MATERIAL FOR THIS EXERCISE:
☆ ☆ ☆ ☆
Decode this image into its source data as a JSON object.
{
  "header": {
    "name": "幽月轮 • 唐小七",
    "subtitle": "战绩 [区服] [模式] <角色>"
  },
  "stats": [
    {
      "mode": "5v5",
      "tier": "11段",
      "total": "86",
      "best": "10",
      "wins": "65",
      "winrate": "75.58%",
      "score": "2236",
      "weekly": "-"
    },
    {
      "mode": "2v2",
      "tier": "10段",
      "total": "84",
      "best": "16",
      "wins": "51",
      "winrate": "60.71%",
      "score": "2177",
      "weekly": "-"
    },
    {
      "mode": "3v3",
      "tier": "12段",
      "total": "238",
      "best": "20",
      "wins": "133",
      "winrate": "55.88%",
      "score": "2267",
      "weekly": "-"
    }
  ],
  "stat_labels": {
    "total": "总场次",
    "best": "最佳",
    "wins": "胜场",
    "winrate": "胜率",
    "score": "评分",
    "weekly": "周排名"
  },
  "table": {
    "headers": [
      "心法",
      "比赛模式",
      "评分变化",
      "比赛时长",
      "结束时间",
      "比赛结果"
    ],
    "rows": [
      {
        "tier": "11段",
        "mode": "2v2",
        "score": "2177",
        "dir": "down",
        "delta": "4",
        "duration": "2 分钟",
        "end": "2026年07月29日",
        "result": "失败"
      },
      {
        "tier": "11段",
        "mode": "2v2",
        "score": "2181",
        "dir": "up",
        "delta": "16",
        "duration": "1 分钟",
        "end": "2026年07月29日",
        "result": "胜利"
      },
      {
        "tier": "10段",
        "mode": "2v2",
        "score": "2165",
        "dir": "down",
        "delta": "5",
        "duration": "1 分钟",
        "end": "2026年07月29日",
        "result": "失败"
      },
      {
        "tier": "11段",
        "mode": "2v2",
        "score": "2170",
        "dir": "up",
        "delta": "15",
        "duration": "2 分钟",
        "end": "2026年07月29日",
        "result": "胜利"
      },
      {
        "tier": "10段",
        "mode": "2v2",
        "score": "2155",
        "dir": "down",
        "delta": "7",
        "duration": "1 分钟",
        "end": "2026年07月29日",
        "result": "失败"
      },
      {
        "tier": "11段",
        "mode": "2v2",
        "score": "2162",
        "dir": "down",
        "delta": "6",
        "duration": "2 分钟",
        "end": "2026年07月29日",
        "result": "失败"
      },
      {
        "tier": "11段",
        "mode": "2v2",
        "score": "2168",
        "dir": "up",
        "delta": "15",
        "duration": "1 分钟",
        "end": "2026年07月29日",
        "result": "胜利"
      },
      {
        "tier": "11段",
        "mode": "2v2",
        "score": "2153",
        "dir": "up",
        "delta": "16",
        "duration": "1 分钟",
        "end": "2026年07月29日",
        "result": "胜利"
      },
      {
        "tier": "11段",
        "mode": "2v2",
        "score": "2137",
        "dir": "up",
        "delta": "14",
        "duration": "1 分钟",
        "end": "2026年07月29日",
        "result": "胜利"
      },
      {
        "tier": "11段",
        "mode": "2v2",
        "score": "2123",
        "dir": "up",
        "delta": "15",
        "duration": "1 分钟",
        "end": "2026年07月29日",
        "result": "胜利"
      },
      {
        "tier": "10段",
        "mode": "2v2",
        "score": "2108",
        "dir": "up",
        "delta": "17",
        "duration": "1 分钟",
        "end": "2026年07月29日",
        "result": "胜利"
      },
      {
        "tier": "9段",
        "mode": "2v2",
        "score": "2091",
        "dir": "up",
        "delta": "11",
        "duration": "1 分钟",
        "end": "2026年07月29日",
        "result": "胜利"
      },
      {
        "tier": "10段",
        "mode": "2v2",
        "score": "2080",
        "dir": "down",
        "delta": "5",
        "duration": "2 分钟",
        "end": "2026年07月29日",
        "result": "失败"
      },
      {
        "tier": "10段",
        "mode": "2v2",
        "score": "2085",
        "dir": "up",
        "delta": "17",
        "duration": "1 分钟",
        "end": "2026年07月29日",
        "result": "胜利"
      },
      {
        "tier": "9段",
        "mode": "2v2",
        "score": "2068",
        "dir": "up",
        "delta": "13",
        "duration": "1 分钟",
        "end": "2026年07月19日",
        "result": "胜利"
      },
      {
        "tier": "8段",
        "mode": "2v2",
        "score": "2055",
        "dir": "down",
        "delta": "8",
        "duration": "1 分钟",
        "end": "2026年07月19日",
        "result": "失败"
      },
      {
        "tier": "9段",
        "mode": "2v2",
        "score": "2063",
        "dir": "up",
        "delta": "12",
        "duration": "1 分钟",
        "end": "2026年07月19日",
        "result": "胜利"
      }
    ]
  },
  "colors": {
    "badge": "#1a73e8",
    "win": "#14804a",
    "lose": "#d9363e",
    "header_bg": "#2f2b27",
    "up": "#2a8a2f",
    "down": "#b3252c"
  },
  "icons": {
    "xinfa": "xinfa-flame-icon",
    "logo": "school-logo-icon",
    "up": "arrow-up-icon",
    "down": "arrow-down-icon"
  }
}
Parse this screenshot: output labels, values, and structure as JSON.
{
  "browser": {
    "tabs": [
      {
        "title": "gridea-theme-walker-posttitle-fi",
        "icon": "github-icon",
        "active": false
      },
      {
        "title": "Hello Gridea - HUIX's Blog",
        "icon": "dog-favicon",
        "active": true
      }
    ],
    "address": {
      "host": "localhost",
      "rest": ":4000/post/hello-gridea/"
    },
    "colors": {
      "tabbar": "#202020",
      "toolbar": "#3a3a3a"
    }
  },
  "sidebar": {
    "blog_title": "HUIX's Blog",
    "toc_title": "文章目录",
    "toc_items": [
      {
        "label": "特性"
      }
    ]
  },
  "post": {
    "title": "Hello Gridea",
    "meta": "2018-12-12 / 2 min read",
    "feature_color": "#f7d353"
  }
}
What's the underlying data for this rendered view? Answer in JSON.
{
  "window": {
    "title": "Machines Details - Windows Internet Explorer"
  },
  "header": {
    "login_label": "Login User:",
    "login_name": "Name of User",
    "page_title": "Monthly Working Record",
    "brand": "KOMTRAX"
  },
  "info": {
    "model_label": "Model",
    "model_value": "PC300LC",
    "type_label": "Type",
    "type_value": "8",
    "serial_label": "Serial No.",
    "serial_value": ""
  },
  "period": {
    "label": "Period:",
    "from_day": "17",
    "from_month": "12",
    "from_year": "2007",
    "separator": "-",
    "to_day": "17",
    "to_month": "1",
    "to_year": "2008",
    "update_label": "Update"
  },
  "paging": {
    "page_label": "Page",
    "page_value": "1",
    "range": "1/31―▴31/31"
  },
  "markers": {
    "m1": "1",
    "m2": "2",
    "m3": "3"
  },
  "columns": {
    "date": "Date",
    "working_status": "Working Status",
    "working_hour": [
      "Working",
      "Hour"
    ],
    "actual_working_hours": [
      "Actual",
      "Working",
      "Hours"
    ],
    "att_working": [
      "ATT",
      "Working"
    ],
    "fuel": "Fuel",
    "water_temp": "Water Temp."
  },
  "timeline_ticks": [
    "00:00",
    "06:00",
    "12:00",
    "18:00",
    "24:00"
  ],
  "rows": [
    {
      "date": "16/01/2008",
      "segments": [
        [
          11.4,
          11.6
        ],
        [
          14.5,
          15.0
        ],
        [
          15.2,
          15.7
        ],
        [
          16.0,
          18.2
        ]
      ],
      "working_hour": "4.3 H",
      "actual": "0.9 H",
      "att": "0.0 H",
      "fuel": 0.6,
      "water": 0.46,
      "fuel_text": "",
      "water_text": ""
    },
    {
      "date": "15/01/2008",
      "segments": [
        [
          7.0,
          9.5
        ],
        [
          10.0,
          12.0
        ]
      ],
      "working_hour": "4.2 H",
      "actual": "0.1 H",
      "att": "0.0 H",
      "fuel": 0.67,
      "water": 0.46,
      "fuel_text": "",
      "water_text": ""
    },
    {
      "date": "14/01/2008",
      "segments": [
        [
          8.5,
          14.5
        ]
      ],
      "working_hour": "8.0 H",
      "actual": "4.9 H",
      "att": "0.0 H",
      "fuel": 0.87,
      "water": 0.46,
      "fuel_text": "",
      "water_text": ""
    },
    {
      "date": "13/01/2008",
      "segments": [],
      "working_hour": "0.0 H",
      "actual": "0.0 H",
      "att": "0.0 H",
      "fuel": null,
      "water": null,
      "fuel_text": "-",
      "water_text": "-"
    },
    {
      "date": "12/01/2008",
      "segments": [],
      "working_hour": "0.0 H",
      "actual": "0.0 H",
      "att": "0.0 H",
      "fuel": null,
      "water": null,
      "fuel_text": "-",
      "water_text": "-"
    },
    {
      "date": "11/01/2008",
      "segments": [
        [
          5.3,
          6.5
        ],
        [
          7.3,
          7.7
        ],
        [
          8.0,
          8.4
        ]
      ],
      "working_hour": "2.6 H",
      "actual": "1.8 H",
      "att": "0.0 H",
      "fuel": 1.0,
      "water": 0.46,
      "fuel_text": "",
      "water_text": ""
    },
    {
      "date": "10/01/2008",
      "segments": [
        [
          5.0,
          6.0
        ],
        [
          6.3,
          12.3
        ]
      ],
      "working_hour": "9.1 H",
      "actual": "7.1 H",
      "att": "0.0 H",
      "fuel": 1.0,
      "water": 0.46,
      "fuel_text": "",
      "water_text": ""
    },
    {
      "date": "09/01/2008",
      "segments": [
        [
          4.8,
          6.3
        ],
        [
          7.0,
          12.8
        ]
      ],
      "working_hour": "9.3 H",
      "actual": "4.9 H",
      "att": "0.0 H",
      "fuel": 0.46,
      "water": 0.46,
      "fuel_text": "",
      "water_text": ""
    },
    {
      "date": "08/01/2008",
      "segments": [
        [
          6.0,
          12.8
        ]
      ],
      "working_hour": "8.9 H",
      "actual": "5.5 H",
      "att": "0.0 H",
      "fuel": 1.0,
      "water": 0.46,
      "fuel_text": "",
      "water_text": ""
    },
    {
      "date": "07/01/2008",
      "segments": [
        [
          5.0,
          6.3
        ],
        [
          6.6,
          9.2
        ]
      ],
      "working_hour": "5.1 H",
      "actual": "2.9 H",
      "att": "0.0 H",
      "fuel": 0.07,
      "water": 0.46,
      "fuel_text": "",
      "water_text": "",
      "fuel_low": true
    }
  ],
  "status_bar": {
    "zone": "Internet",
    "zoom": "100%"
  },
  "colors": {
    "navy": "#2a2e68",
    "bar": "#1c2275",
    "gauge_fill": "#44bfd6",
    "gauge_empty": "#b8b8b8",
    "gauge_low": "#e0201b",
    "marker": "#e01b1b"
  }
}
☆ ☆ ☆ ☆
TASK DETAILS:
A line counts if it holds the word "JSON". Work out how many lines in the listing count, and give only that number.

EXERCISE SOLUTION:
3